*** Data shown ***
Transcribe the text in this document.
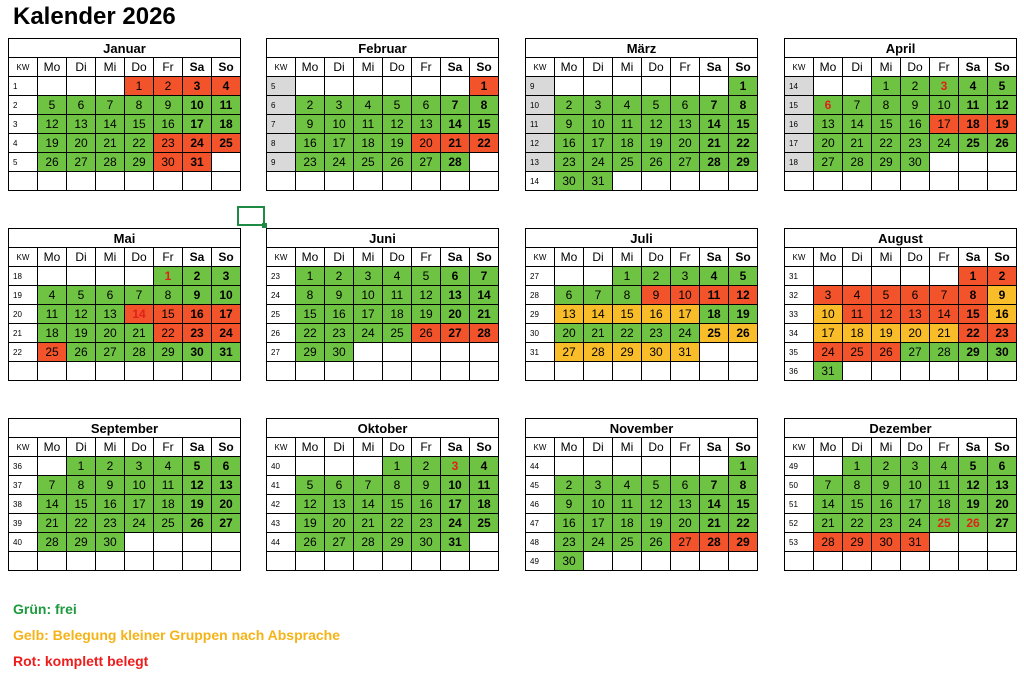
Kalender 2026
Januar							
KW	Mo	Di	Mi	Do	Fr	Sa	So
1				1	2	3	4
2	5	6	7	8	9	10	11
3	12	13	14	15	16	17	18
4	19	20	21	22	23	24	25
5	26	27	28	29	30	31	

Februar							
KW	Mo	Di	Mi	Do	Fr	Sa	So
5							1
6	2	3	4	5	6	7	8
7	9	10	11	12	13	14	15
8	16	17	18	19	20	21	22
9	23	24	25	26	27	28	

März							
KW	Mo	Di	Mi	Do	Fr	Sa	So
9							1
10	2	3	4	5	6	7	8
11	9	10	11	12	13	14	15
12	16	17	18	19	20	21	22
13	23	24	25	26	27	28	29
14	30	31					
April							
KW	Mo	Di	Mi	Do	Fr	Sa	So
14			1	2	3	4	5
15	6	7	8	9	10	11	12
16	13	14	15	16	17	18	19
17	20	21	22	23	24	25	26
18	27	28	29	30			

Mai							
KW	Mo	Di	Mi	Do	Fr	Sa	So
18					1	2	3
19	4	5	6	7	8	9	10
20	11	12	13	14	15	16	17
21	18	19	20	21	22	23	24
22	25	26	27	28	29	30	31

Juni							
KW	Mo	Di	Mi	Do	Fr	Sa	So
23	1	2	3	4	5	6	7
24	8	9	10	11	12	13	14
25	15	16	17	18	19	20	21
26	22	23	24	25	26	27	28
27	29	30					

Juli							
KW	Mo	Di	Mi	Do	Fr	Sa	So
27			1	2	3	4	5
28	6	7	8	9	10	11	12
29	13	14	15	16	17	18	19
30	20	21	22	23	24	25	26
31	27	28	29	30	31		

August							
KW	Mo	Di	Mi	Do	Fr	Sa	So
31						1	2
32	3	4	5	6	7	8	9
33	10	11	12	13	14	15	16
34	17	18	19	20	21	22	23
35	24	25	26	27	28	29	30
36	31						
September							
KW	Mo	Di	Mi	Do	Fr	Sa	So
36		1	2	3	4	5	6
37	7	8	9	10	11	12	13
38	14	15	16	17	18	19	20
39	21	22	23	24	25	26	27
40	28	29	30				

Oktober							
KW	Mo	Di	Mi	Do	Fr	Sa	So
40				1	2	3	4
41	5	6	7	8	9	10	11
42	12	13	14	15	16	17	18
43	19	20	21	22	23	24	25
44	26	27	28	29	30	31	

November							
KW	Mo	Di	Mi	Do	Fr	Sa	So
44							1
45	2	3	4	5	6	7	8
46	9	10	11	12	13	14	15
47	16	17	18	19	20	21	22
48	23	24	25	26	27	28	29
49	30						
Dezember							
KW	Mo	Di	Mi	Do	Fr	Sa	So
49		1	2	3	4	5	6
50	7	8	9	10	11	12	13
51	14	15	16	17	18	19	20
52	21	22	23	24	25	26	27
53	28	29	30	31			

Grün: frei
Gelb: Belegung kleiner Gruppen nach Absprache
Rot: komplett belegt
***
_Work required_
Your task is to retype all the entries exactly and leave out any pictures.

_Written response_
Transcribe the text in this document.
Kalender 2026
Januar							
KW	Mo	Di	Mi	Do	Fr	Sa	So
1				1	2	3	4
2	5	6	7	8	9	10	11
3	12	13	14	15	16	17	18
4	19	20	21	22	23	24	25
5	26	27	28	29	30	31	

Februar							
KW	Mo	Di	Mi	Do	Fr	Sa	So
5							1
6	2	3	4	5	6	7	8
7	9	10	11	12	13	14	15
8	16	17	18	19	20	21	22
9	23	24	25	26	27	28	

März							
KW	Mo	Di	Mi	Do	Fr	Sa	So
9							1
10	2	3	4	5	6	7	8
11	9	10	11	12	13	14	15
12	16	17	18	19	20	21	22
13	23	24	25	26	27	28	29
14	30	31					
April							
KW	Mo	Di	Mi	Do	Fr	Sa	So
14			1	2	3	4	5
15	6	7	8	9	10	11	12
16	13	14	15	16	17	18	19
17	20	21	22	23	24	25	26
18	27	28	29	30			

Mai							
KW	Mo	Di	Mi	Do	Fr	Sa	So
18					1	2	3
19	4	5	6	7	8	9	10
20	11	12	13	14	15	16	17
21	18	19	20	21	22	23	24
22	25	26	27	28	29	30	31

Juni							
KW	Mo	Di	Mi	Do	Fr	Sa	So
23	1	2	3	4	5	6	7
24	8	9	10	11	12	13	14
25	15	16	17	18	19	20	21
26	22	23	24	25	26	27	28
27	29	30					

Juli							
KW	Mo	Di	Mi	Do	Fr	Sa	So
27			1	2	3	4	5
28	6	7	8	9	10	11	12
29	13	14	15	16	17	18	19
30	20	21	22	23	24	25	26
31	27	28	29	30	31		

August							
KW	Mo	Di	Mi	Do	Fr	Sa	So
31						1	2
32	3	4	5	6	7	8	9
33	10	11	12	13	14	15	16
34	17	18	19	20	21	22	23
35	24	25	26	27	28	29	30
36	31						
September							
KW	Mo	Di	Mi	Do	Fr	Sa	So
36		1	2	3	4	5	6
37	7	8	9	10	11	12	13
38	14	15	16	17	18	19	20
39	21	22	23	24	25	26	27
40	28	29	30				

Oktober							
KW	Mo	Di	Mi	Do	Fr	Sa	So
40				1	2	3	4
41	5	6	7	8	9	10	11
42	12	13	14	15	16	17	18
43	19	20	21	22	23	24	25
44	26	27	28	29	30	31	

November							
KW	Mo	Di	Mi	Do	Fr	Sa	So
44							1
45	2	3	4	5	6	7	8
46	9	10	11	12	13	14	15
47	16	17	18	19	20	21	22
48	23	24	25	26	27	28	29
49	30						
Dezember							
KW	Mo	Di	Mi	Do	Fr	Sa	So
49		1	2	3	4	5	6
50	7	8	9	10	11	12	13
51	14	15	16	17	18	19	20
52	21	22	23	24	25	26	27
53	28	29	30	31			

Grün: frei
Gelb: Belegung kleiner Gruppen nach Absprache
Rot: komplett belegt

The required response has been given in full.